[Data records]

○ ○ ○

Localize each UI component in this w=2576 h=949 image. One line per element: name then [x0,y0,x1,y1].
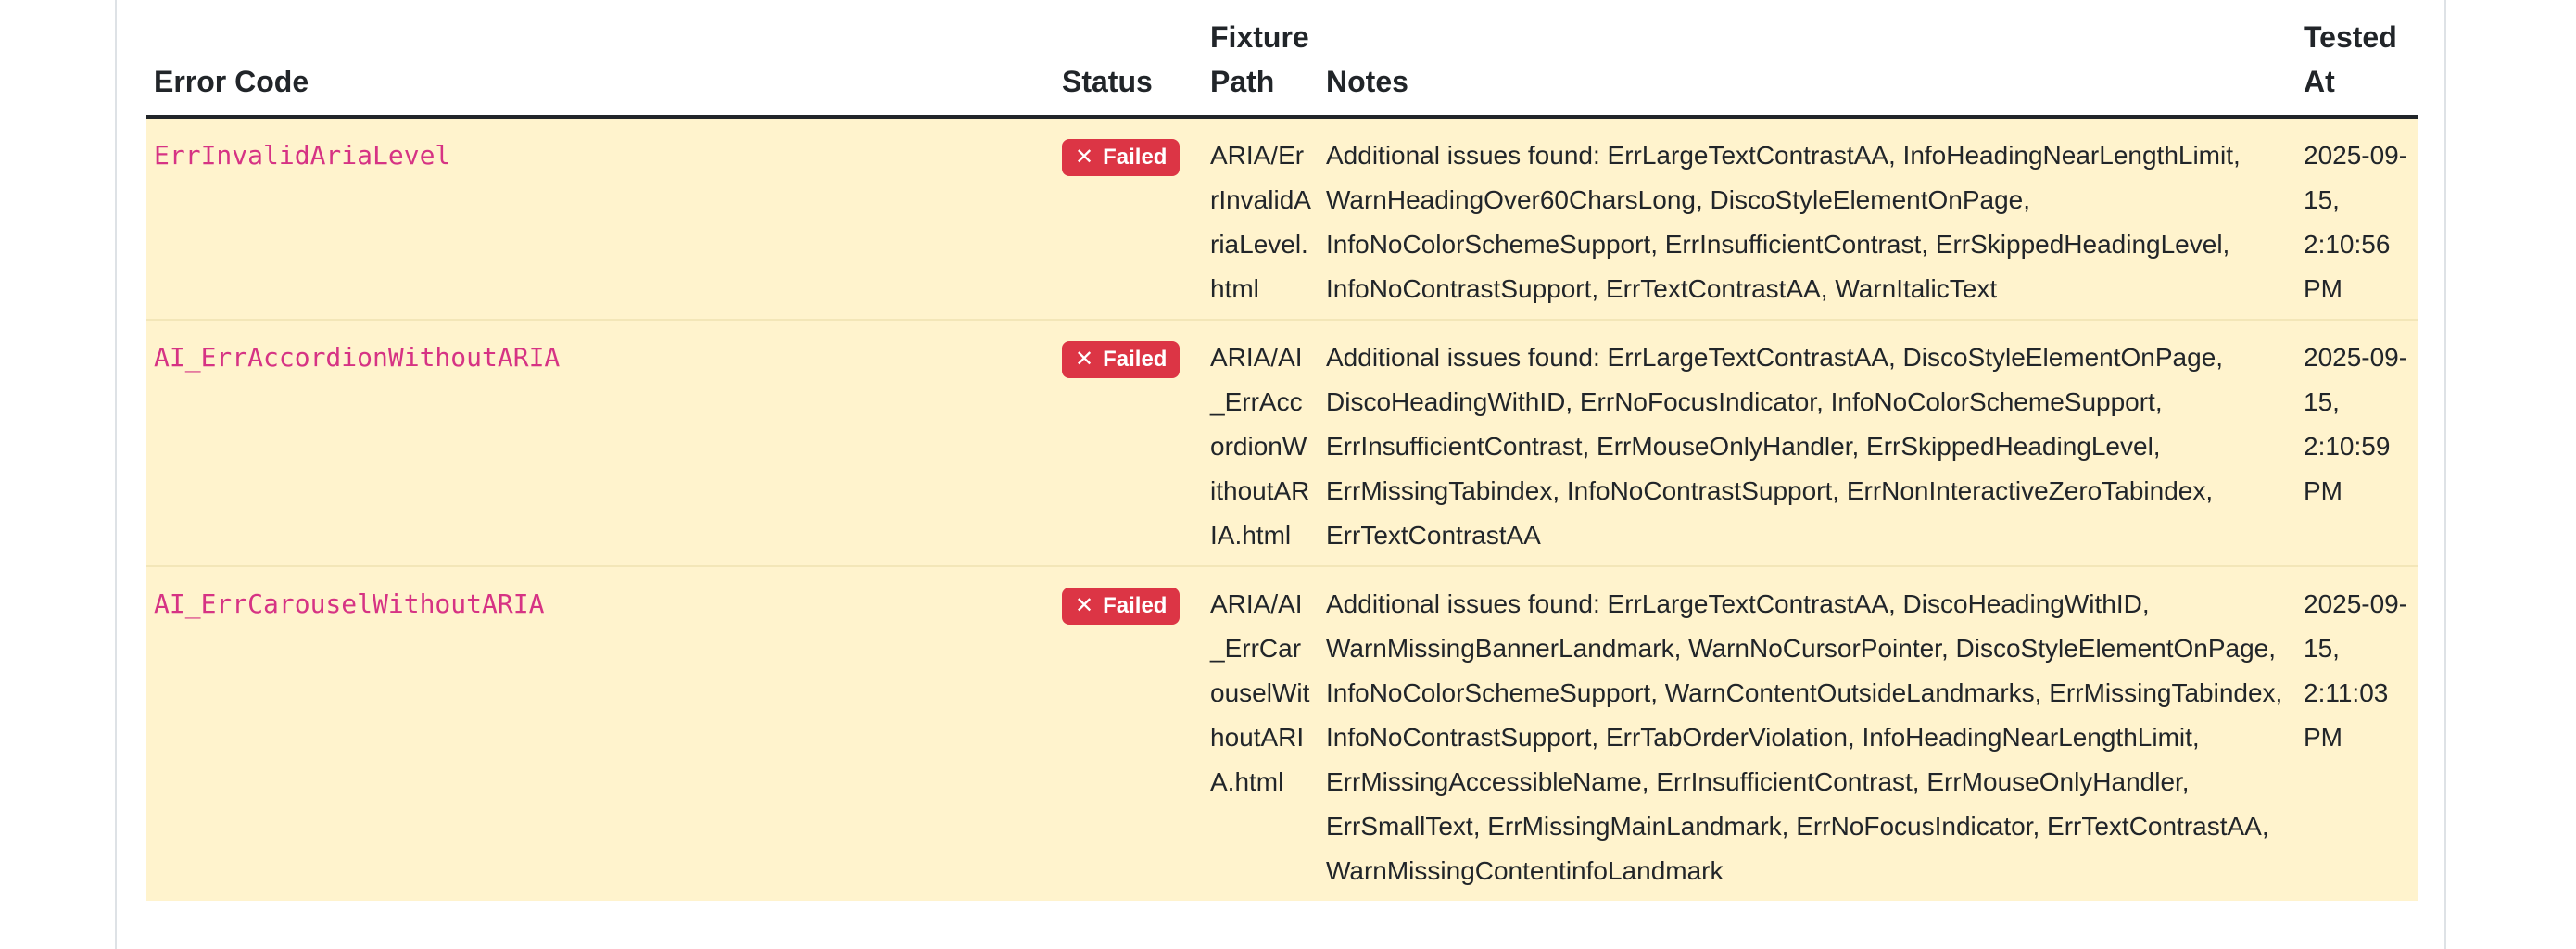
cell-status: ✕ Failed [1054,117,1203,320]
x-icon: ✕ [1075,347,1094,372]
header-fixture-path: Fixture Path [1203,0,1319,119]
status-badge: ✕ Failed [1062,139,1181,176]
header-error-code: Error Code [146,0,1054,119]
cell-status: ✕ Failed [1054,319,1203,566]
status-label: Failed [1103,347,1168,372]
header-tested-at: Tested At [2296,0,2418,119]
error-code: AI_ErrAccordionWithoutARIA [154,342,561,373]
x-icon: ✕ [1075,593,1094,618]
status-badge: ✕ Failed [1062,341,1181,378]
cell-error-code: AI_ErrCarouselWithoutARIA [146,565,1054,901]
table-body: ErrInvalidAriaLevel ✕ Failed ARIA/ErrInv… [146,117,2418,901]
cell-notes: Additional issues found: ErrLargeTextCon… [1319,319,2296,566]
cell-notes: Additional issues found: ErrLargeTextCon… [1319,117,2296,320]
cell-status: ✕ Failed [1054,565,1203,901]
table-header: Error Code Status Fixture Path Notes Tes… [146,0,2418,119]
error-code: ErrInvalidAriaLevel [154,140,451,171]
results-panel: Error Code Status Fixture Path Notes Tes… [115,0,2446,949]
results-table: Error Code Status Fixture Path Notes Tes… [146,0,2418,901]
cell-tested-at: 2025-09-15, 2:10:59 PM [2296,319,2418,566]
cell-fixture-path: ARIA/AI_ErrCarouselWithoutARIA.html [1203,565,1319,901]
table-row: AI_ErrAccordionWithoutARIA ✕ Failed ARIA… [146,319,2418,566]
status-badge: ✕ Failed [1062,588,1181,625]
cell-tested-at: 2025-09-15, 2:10:56 PM [2296,117,2418,320]
cell-error-code: ErrInvalidAriaLevel [146,117,1054,320]
table-row: ErrInvalidAriaLevel ✕ Failed ARIA/ErrInv… [146,117,2418,320]
header-status: Status [1054,0,1203,119]
cell-notes: Additional issues found: ErrLargeTextCon… [1319,565,2296,901]
cell-error-code: AI_ErrAccordionWithoutARIA [146,319,1054,566]
cell-fixture-path: ARIA/AI_ErrAccordionWithoutARIA.html [1203,319,1319,566]
table-row: AI_ErrCarouselWithoutARIA ✕ Failed ARIA/… [146,565,2418,901]
header-notes: Notes [1319,0,2296,119]
x-icon: ✕ [1075,145,1094,170]
header-row: Error Code Status Fixture Path Notes Tes… [146,0,2418,119]
error-code: AI_ErrCarouselWithoutARIA [154,588,545,619]
cell-tested-at: 2025-09-15, 2:11:03 PM [2296,565,2418,901]
status-label: Failed [1103,593,1168,618]
status-label: Failed [1103,145,1168,170]
cell-fixture-path: ARIA/ErrInvalidAriaLevel.html [1203,117,1319,320]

○ ○ ○

## TASK TO COMPLETE
Transcribe every line of the entries above word for word, leaving out the pictures.

## TASK RESULT
Localize each UI component in this w=2576 h=949 image. One line per element: name then [x0,y0,x1,y1].
cell-status: ✕ Failed [1054,117,1203,320]
x-icon: ✕ [1075,347,1094,372]
header-fixture-path: Fixture Path [1203,0,1319,119]
status-badge: ✕ Failed [1062,139,1181,176]
header-error-code: Error Code [146,0,1054,119]
cell-status: ✕ Failed [1054,319,1203,566]
status-label: Failed [1103,347,1168,372]
header-tested-at: Tested At [2296,0,2418,119]
error-code: AI_ErrAccordionWithoutARIA [154,342,561,373]
x-icon: ✕ [1075,593,1094,618]
status-badge: ✕ Failed [1062,341,1181,378]
cell-error-code: AI_ErrCarouselWithoutARIA [146,565,1054,901]
table-body: ErrInvalidAriaLevel ✕ Failed ARIA/ErrInv… [146,117,2418,901]
cell-notes: Additional issues found: ErrLargeTextCon… [1319,319,2296,566]
cell-notes: Additional issues found: ErrLargeTextCon… [1319,117,2296,320]
cell-status: ✕ Failed [1054,565,1203,901]
table-header: Error Code Status Fixture Path Notes Tes… [146,0,2418,119]
error-code: ErrInvalidAriaLevel [154,140,451,171]
results-panel: Error Code Status Fixture Path Notes Tes… [115,0,2446,949]
results-table: Error Code Status Fixture Path Notes Tes… [146,0,2418,901]
cell-tested-at: 2025-09-15, 2:10:59 PM [2296,319,2418,566]
cell-fixture-path: ARIA/AI_ErrCarouselWithoutARIA.html [1203,565,1319,901]
table-row: AI_ErrAccordionWithoutARIA ✕ Failed ARIA… [146,319,2418,566]
status-badge: ✕ Failed [1062,588,1181,625]
cell-tested-at: 2025-09-15, 2:10:56 PM [2296,117,2418,320]
cell-error-code: ErrInvalidAriaLevel [146,117,1054,320]
table-row: ErrInvalidAriaLevel ✕ Failed ARIA/ErrInv… [146,117,2418,320]
header-status: Status [1054,0,1203,119]
cell-notes: Additional issues found: ErrLargeTextCon… [1319,565,2296,901]
cell-error-code: AI_ErrAccordionWithoutARIA [146,319,1054,566]
cell-fixture-path: ARIA/AI_ErrAccordionWithoutARIA.html [1203,319,1319,566]
table-row: AI_ErrCarouselWithoutARIA ✕ Failed ARIA/… [146,565,2418,901]
header-notes: Notes [1319,0,2296,119]
x-icon: ✕ [1075,145,1094,170]
header-row: Error Code Status Fixture Path Notes Tes… [146,0,2418,119]
error-code: AI_ErrCarouselWithoutARIA [154,588,545,619]
cell-tested-at: 2025-09-15, 2:11:03 PM [2296,565,2418,901]
status-label: Failed [1103,593,1168,618]
status-label: Failed [1103,145,1168,170]
cell-fixture-path: ARIA/ErrInvalidAriaLevel.html [1203,117,1319,320]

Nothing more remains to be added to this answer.